**WHAT IS EXPECTED**
Copy the material from its first line through the line containing "- story5-3d-model: [953, 32, 1884, 473]", both ends included, and stop there.
-- start INFORMATION SUPPLIED --
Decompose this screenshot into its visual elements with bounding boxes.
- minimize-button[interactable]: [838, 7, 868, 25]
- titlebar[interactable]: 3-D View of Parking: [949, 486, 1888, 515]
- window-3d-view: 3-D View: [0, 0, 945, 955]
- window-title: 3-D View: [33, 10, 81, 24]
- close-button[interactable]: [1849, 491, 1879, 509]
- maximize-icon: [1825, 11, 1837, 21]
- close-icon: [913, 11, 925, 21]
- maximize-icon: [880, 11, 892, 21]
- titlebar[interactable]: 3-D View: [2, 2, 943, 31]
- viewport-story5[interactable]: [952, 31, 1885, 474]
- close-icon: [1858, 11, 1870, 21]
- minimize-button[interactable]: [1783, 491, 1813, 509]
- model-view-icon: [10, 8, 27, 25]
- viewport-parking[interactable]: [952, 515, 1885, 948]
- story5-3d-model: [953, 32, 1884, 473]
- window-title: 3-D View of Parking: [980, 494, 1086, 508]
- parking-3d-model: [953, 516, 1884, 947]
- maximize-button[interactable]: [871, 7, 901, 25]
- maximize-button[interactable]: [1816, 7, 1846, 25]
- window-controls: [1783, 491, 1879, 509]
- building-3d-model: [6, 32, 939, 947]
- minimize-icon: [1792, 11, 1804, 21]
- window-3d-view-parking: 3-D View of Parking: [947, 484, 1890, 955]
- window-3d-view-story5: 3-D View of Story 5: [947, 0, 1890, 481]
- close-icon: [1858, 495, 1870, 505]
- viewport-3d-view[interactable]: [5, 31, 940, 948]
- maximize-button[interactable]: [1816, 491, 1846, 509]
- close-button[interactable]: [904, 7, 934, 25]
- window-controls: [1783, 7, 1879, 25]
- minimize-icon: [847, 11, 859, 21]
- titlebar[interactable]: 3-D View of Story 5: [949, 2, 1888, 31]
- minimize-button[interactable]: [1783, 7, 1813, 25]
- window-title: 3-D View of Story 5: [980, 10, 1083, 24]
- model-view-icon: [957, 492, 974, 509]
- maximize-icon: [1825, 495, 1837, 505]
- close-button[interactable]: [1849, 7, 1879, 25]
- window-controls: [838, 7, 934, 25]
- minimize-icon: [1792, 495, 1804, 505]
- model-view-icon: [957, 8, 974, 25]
-- end INFORMATION SUPPLIED --
**WRITTEN ANSWER**
Decompose this screenshot into its visual elements with bounding boxes.
- minimize-button[interactable]: [838, 7, 868, 25]
- titlebar[interactable]: 3-D View of Parking: [949, 486, 1888, 515]
- window-3d-view: 3-D View: [0, 0, 945, 955]
- window-title: 3-D View: [33, 10, 81, 24]
- close-button[interactable]: [1849, 491, 1879, 509]
- maximize-icon: [1825, 11, 1837, 21]
- close-icon: [913, 11, 925, 21]
- maximize-icon: [880, 11, 892, 21]
- titlebar[interactable]: 3-D View: [2, 2, 943, 31]
- viewport-story5[interactable]: [952, 31, 1885, 474]
- close-icon: [1858, 11, 1870, 21]
- minimize-button[interactable]: [1783, 491, 1813, 509]
- model-view-icon: [10, 8, 27, 25]
- viewport-parking[interactable]: [952, 515, 1885, 948]
- story5-3d-model: [953, 32, 1884, 473]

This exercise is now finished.